**YOUR GOAL**
Your answer should be a single number: the count of lines containing the string "screenshot".

**INFORMATION GIVEN**
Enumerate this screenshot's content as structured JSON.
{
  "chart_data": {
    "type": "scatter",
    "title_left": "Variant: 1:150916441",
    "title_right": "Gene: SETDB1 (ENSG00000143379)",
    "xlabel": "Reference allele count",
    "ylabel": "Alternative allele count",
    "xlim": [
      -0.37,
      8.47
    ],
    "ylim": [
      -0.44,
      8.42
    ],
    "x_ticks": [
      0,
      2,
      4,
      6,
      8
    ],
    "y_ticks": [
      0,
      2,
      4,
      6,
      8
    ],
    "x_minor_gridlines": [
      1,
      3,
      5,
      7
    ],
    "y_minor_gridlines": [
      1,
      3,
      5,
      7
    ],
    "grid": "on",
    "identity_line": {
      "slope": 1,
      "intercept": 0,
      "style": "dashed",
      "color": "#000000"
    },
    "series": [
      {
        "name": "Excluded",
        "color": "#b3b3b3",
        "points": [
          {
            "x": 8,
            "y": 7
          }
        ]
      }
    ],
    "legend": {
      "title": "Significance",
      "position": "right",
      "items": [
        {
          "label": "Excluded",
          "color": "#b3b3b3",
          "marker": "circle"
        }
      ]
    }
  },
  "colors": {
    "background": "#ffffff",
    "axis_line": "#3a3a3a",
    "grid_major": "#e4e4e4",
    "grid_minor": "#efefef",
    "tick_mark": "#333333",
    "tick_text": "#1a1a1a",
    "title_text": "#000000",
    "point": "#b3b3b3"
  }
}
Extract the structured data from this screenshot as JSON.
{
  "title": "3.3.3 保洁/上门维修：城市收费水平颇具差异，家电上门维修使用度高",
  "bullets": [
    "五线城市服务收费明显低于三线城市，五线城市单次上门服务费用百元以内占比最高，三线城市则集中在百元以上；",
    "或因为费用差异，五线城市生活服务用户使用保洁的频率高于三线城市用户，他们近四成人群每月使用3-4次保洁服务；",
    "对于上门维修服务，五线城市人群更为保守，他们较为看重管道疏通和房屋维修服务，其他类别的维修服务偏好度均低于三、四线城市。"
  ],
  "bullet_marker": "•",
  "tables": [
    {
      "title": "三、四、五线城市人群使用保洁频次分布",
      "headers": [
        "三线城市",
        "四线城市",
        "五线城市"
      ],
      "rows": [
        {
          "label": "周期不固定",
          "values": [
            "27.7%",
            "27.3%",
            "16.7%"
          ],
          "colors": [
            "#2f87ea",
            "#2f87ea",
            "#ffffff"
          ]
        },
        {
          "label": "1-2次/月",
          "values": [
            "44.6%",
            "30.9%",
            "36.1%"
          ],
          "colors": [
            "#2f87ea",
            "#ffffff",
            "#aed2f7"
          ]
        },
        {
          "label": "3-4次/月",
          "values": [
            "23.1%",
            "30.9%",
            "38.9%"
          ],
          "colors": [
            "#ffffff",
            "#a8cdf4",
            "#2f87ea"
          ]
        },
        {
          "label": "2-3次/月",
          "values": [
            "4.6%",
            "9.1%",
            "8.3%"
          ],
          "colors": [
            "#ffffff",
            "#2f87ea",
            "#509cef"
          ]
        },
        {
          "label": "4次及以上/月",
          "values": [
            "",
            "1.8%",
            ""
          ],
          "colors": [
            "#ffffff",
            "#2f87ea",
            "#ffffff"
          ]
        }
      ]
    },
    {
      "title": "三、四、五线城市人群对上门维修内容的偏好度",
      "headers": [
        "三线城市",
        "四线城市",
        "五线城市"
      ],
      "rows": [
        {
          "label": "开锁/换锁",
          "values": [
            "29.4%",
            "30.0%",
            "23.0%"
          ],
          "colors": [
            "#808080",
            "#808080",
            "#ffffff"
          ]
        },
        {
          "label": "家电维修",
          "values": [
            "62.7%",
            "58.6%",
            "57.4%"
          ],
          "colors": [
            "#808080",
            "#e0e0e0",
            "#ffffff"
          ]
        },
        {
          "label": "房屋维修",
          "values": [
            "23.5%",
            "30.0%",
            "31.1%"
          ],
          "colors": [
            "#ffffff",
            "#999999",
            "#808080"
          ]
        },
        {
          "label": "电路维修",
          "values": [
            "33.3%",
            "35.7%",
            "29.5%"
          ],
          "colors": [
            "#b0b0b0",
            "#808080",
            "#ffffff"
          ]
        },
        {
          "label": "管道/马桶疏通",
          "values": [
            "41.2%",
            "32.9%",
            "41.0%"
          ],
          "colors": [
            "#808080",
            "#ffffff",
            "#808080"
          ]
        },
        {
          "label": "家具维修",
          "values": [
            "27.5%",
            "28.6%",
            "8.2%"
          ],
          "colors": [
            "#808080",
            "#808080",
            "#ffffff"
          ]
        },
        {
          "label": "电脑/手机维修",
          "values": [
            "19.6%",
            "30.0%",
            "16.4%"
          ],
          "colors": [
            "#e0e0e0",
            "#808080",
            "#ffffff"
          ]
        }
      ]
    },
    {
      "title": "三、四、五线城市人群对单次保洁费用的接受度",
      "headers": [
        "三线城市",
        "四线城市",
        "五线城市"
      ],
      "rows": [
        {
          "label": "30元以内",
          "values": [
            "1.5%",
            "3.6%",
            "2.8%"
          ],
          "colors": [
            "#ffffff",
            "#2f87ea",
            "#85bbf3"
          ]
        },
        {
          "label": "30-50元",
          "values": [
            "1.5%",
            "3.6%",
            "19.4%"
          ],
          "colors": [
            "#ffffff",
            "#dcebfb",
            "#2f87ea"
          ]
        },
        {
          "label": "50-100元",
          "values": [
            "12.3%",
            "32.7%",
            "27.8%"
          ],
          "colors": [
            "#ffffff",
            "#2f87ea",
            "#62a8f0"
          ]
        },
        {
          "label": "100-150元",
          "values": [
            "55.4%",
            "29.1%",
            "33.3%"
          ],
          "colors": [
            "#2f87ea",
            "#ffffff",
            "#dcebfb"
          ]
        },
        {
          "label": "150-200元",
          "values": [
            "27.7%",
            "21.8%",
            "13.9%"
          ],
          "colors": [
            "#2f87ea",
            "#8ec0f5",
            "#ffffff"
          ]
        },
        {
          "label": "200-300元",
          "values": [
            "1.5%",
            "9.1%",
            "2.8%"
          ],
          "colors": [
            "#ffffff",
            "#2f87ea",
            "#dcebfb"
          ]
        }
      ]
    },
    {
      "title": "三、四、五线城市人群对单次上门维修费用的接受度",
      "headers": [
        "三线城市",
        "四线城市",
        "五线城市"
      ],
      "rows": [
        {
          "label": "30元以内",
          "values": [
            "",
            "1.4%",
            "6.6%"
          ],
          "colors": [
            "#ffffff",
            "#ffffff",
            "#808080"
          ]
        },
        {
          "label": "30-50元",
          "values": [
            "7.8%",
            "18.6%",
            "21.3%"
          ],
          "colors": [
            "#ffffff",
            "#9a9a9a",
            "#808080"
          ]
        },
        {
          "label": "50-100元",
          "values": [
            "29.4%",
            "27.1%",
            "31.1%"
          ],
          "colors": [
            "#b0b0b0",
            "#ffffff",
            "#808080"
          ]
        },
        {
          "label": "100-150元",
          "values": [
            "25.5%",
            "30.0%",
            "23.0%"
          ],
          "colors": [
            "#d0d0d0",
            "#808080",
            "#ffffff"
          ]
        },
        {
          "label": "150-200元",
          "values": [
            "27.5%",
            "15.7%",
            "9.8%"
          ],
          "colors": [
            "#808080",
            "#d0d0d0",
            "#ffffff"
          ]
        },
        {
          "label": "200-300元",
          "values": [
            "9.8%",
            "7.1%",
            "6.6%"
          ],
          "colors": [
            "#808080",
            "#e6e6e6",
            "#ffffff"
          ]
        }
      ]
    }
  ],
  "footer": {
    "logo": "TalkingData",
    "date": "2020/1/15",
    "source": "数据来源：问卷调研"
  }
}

**SOLUTION TO THIS TASK**
2